Among the entries, which lines carry the string "Pertik"? Copy each of them.

Records from a collection
[Begin]

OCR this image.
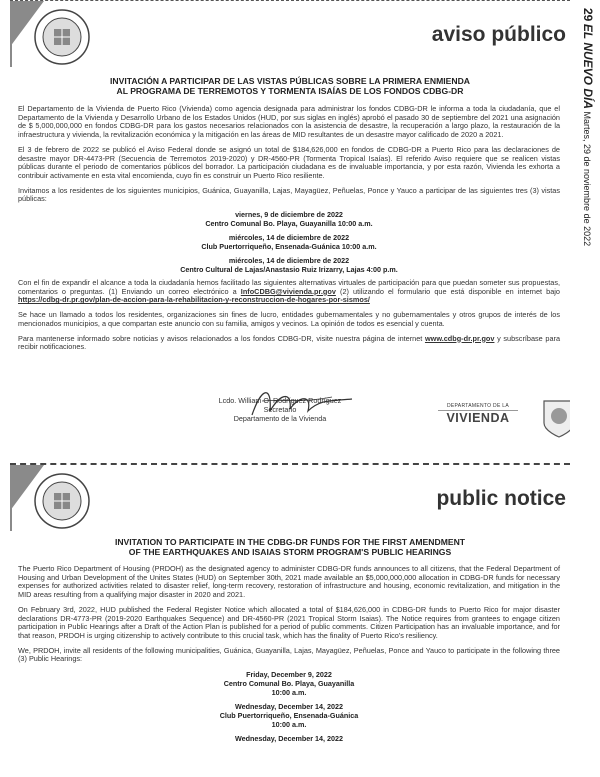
aviso público
INVITACIÓN A PARTICIPAR DE LAS VISTAS PÚBLICAS SOBRE LA PRIMERA ENMIENDA
AL PROGRAMA DE TERREMOTOS Y TORMENTA ISAÍAS DE LOS FONDOS CDBG-DR

El Departamento de la Vivienda de Puerto Rico (Vivienda) como agencia designada para administrar los fondos CDBG-DR le informa a toda la ciudadanía, que el Departamento de la Vivienda y Desarrollo Urbano de los Estados Unidos (HUD, por sus siglas en inglés) aprobó el pasado 30 de septiembre del 2021 una asignación de $ 5,000,000,000 en fondos CDBG-DR para los gastos necesarios relacionados con la asistencia de desastre, la recuperación a largo plazo, la restauración de la infraestructura y vivienda, la revitalización económica y la mitigación en las áreas de MID resultantes de un desastre mayor calificado de 2020 a 2021.

El 3 de febrero de 2022 se publicó el Aviso Federal donde se asignó un total de $184,626,000 en fondos de CDBG-DR a Puerto Rico para las declaraciones de desastre mayor DR-4473-PR (Secuencia de Terremotos 2019-2020) y DR-4560-PR (Tormenta Tropical Isaías). El referido Aviso requiere que se realicen vistas públicas durante el periodo de comentarios públicos del borrador. La participación ciudadana es de invaluable importancia, y por esta razón, Vivienda les exhorta a contribuir activamente en esta vital encomienda, cuyo fin es construir un Puerto Rico resiliente.

Invitamos a los residentes de los siguientes municipios, Guánica, Guayanilla, Lajas, Mayagüez, Peñuelas, Ponce y Yauco a participar de las siguientes tres (3) vistas públicas:

viernes, 9 de diciembre de 2022
Centro Comunal Bo. Playa, Guayanilla 10:00 a.m.
miércoles, 14 de diciembre de 2022
Club Puertorriqueño, Ensenada-Guánica 10:00 a.m.
miércoles, 14 de diciembre de 2022
Centro Cultural de Lajas/Anastasio Ruiz Irizarry, Lajas 4:00 p.m.

Con el fin de expandir el alcance a toda la ciudadanía hemos facilitado las siguientes alternativas virtuales de participación para que puedan someter sus propuestas, comentarios o preguntas. (1) Enviando un correo electrónico a InfoCDBG@vivienda.pr.gov (2) utilizando el formulario que está disponible en internet bajo https://cdbg-dr.pr.gov/plan-de-accion-para-la-rehabilitacion-y-reconstruccion-de-hogares-por-sismos/

Se hace un llamado a todos los residentes, organizaciones sin fines de lucro, entidades gubernamentales y no gubernamentales y otros grupos de interés de los mencionados municipios, a que compartan este anuncio con su familia, amigos y vecinos. La opinión de todos es esencial y cuenta.

Para mantenerse informado sobre noticias y avisos relacionados a los fondos CDBG-DR, visite nuestra página de internet www.cdbg-dr.pr.gov y subscríbase para recibir notificaciones.

Lcdo. William O. Rodríguez Rodríguez
Secretario
Departamento de la Vivienda
DEPARTAMENTO DE LA
VIVIENDA
public notice
INVITATION TO PARTICIPATE IN THE CDBG-DR FUNDS FOR THE FIRST AMENDMENT
OF THE EARTHQUAKES AND ISAIAS STORM PROGRAM'S PUBLIC HEARINGS

The Puerto Rico Department of Housing (PRDOH) as the designated agency to administer CDBG-DR funds announces to all citizens, that the Federal Department of Housing and Urban Development of the Unites States (HUD) on September 30th, 2021 made available an $5,000,000,000 allocation in CDBG-DR funds for necessary expenses for authorized activities related to disaster relief, long-term recovery, restoration of infrastructure and housing, economic revitalization, and mitigation in the MID areas resulting from a qualifying major disaster in 2020 and 2021.

On February 3rd, 2022, HUD published the Federal Register Notice which allocated a total of $184,626,000 in CDBG-DR funds to Puerto Rico for major disaster declarations DR-4773-PR (2019-2020 Earthquakes Sequence) and DR-4560-PR (2021 Tropical Storm Isaias). The Notice requires from grantees to engage citizen participation in Public Hearings after a Draft of the Action Plan is published for a period of public comments. Citizen Participation has an invaluable importance, and for that reason, PRDOH is urging citizenship to actively contribute to this crucial task, which has the finality of Puerto Rico's resiliency.

We, PRDOH, invite all residents of the following municipalities, Guánica, Guayanilla, Lajas, Mayagüez, Peñuelas, Ponce and Yauco to participate in the following three (3) Public Hearings:

Friday, December 9, 2022
Centro Comunal Bo. Playa, Guayanilla
10:00 a.m.
Wednesday, December 14, 2022
Club Puertorriqueño, Ensenada-Guánica
10:00 a.m.
Wednesday, December 14, 2022
29 EL NUEVO DÍA Martes, 29 de noviembre de 2022
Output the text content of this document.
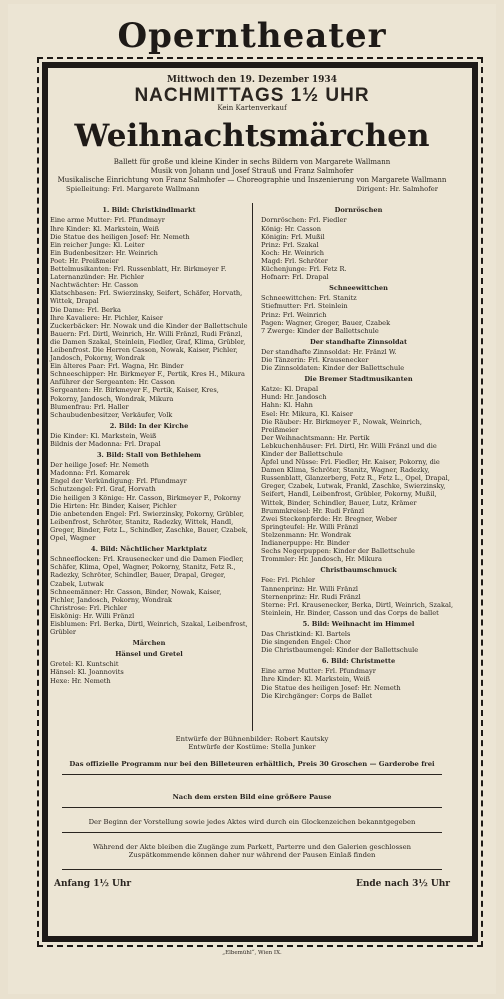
Operntheater
Mittwoch den 19. Dezember 1934
NACHMITTAGS 1½ UHR
Kein Kartenverkauf
Weihnachtsmärchen
Ballett für große und kleine Kinder in sechs Bildern von Margarete Wallmann
Musik von Johann und Josef Strauß und Franz Salmhofer
Musikalische Einrichtung von Franz Salmhofer — Choreographie und Inszenierung von Margarete Wallmann
Spielleitung: Frl. Margarete Wallmann	Dirigent: Hr. Salmhofer
1. Bild: Christkindlmarkt
Eine arme Mutter: Frl. Pfundmayr
Ihre Kinder: Kl. Markstein, Weiß
Die Statue des heiligen Josef: Hr. Nemeth
Ein reicher Junge: Kl. Leiter
Ein Budenbesitzer: Hr. Weinrich
Poet: Hr. Preißmeier
Bettelmusikanten: Frl. Russenblatt, Hr. Birkmeyer F.
Laternanzünder: Hr. Pichler
Nachtwächter: Hr. Casson
Klatschbasen: Frl. Swierzinsky, Seifert, Schäfer, Horvath, Wittek, Drapal
Die Dame: Frl. Berka
Ihre Kavaliere: Hr. Pichler, Kaiser
Zuckerbäcker: Hr. Nowak und die Kinder der Ballettschule
Bauern: Frl. Dirtl, Weinrich, Hr. Willi Fränzl, Rudi Fränzl, die Damen Szakal, Steinlein, Fiedler, Graf, Klima, Grübler, Leibenfrost. Die Herren Casson, Nowak, Kaiser, Pichler, Jandosch, Pokorny, Wondrak
Ein älteres Paar: Frl. Wagna, Hr. Binder
Schneeschipper: Hr. Birkmeyer F., Pertik, Kres H., Mikura
Anführer der Sergeanten: Hr. Casson
Sergeanten: Hr. Birkmeyer F., Pertik, Kaiser, Kres, Pokorny, Jandosch, Wondrak, Mikura
Blumenfrau: Frl. Haller
Schaubudenbesitzer, Verkäufer, Volk
2. Bild: In der Kirche
Die Kinder: Kl. Markstein, Weiß
Bildnis der Madonna: Frl. Drapal
3. Bild: Stall von Bethlehem
Der heilige Josef: Hr. Nemeth
Madonna: Frl. Komarek
Engel der Verkündigung: Frl. Pfundmayr
Schutzengel: Frl. Graf, Horvath
Die heiligen 3 Könige: Hr. Casson, Birkmeyer F., Pokorny
Die Hirten: Hr. Binder, Kaiser, Pichler
Die anbetenden Engel: Frl. Swierzinsky, Pokorny, Grübler, Leibenfrost, Schröter, Stanitz, Radezky, Wittek, Handl, Greger, Binder, Fetz L., Schindler, Zaschke, Bauer, Czabek, Opel, Wagner
4. Bild: Nächtlicher Marktplatz
Schneeflocken: Frl. Krausenecker und die Damen Fiedler, Schäfer, Klima, Opel, Wagner, Pokorny, Stanitz, Fetz R., Radezky, Schröter, Schindler, Bauer, Drapal, Greger, Czabek, Lutwak
Schneemänner: Hr. Casson, Binder, Nowak, Kaiser, Pichler, Jandosch, Pokorny, Wondrak
Christrose: Frl. Pichler
Eiskönig: Hr. Willi Fränzl
Eisblumen: Frl. Berka, Dirtl, Weinrich, Szakal, Leibenfrost, Grübler
Märchen
Hänsel und Gretel
Gretel: Kl. Kuntschit
Hänsel: Kl. Joannovits
Hexe: Hr. Nemeth
Dornröschen
Dornröschen: Frl. Fiedler
König: Hr. Casson
Königin: Frl. Mußil
Prinz: Frl. Szakal
Koch: Hr. Weinrich
Magd: Frl. Schröter
Küchenjunge: Frl. Fetz R.
Hofnarr: Frl. Drapal
Schneewittchen
Schneewittchen: Frl. Stanitz
Stiefmutter: Frl. Steinlein
Prinz: Frl. Weinrich
Pagen: Wagner, Greger, Bauer, Czabek
7 Zwerge: Kinder der Ballettschule
Der standhafte Zinnsoldat
Der standhafte Zinnsoldat: Hr. Fränzl W.
Die Tänzerin: Frl. Krausenecker
Die Zinnsoldaten: Kinder der Ballettschule
Die Bremer Stadtmusikanten
Katze: Kl. Drapal
Hund: Hr. Jandosch
Hahn: Kl. Hahn
Esel: Hr. Mikura, Kl. Kaiser
Die Räuber: Hr. Birkmeyer F., Nowak, Weinrich, Preißmeier
Der Weihnachtsmann: Hr. Pertik
Lebkuchenhäuser: Frl. Dirtl, Hr. Willi Fränzl und die Kinder der Ballettschule
Äpfel und Nüsse: Frl. Fiedler, Hr. Kaiser, Pokorny, die Damen Klima, Schröter, Stanitz, Wagner, Radezky, Russenblatt, Glanzerberg, Fetz R., Fetz L., Opel, Drapal, Greger, Czabek, Lutwak, Frankl, Zaschke, Swierzinsky, Seifert, Handl, Leibenfrost, Grübler, Pokorny, Mußil, Wittek, Binder, Schindler, Bauer, Lutz, Krämer
Brummkreisel: Hr. Rudi Fränzl
Zwei Steckenpferde: Hr. Bregner, Weber
Springteufel: Hr. Willi Fränzl
Stelzenmann: Hr. Wondrak
Indianerpuppe: Hr. Binder
Sechs Negerpuppen: Kinder der Ballettschule
Trommler: Hr. Jandosch, Hr. Mikura
Christbaumschmuck
Fee: Frl. Pichler
Tannenprinz: Hr. Willi Fränzl
Sternenprinz: Hr. Rudi Fränzl
Sterne: Frl. Krausenecker, Berka, Dirtl, Weinrich, Szakal, Steinlein, Hr. Binder, Casson und das Corps de ballet
5. Bild: Weihnacht im Himmel
Das Christkind: Kl. Bartels
Die singenden Engel: Chor
Die Christbaumengel: Kinder der Ballettschule
6. Bild: Christmette
Eine arme Mutter: Frl. Pfundmayr
Ihre Kinder: Kl. Markstein, Weiß
Die Statue des heiligen Josef: Hr. Nemeth
Die Kirchgänger: Corps de Ballet
Entwürfe der Bühnenbilder: Robert Kautsky
Entwürfe der Kostüme: Stella Junker
Das offizielle Programm nur bei den Billeteuren erhältlich, Preis 30 Groschen — Garderobe frei
Nach dem ersten Bild eine größere Pause
Der Beginn der Vorstellung sowie jedes Aktes wird durch ein Glockenzeichen bekanntgegeben
Während der Akte bleiben die Zugänge zum Parkett, Parterre und den Galerien geschlossen Zuspätkommende können daher nur während der Pausen Einlaß finden
Anfang 1½ Uhr	Ende nach 3½ Uhr
„Elbemühl“, Wien IX.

[End]

(SOLUTION TO THE EXERCISE):
Schneeschipper: Hr. Birkmeyer F., Pertik, Kres H., Mikura
Sergeanten: Hr. Birkmeyer F., Pertik, Kaiser, Kres, Pokorny, Jandosch, Wondrak, Mikura
Der Weihnachtsmann: Hr. Pertik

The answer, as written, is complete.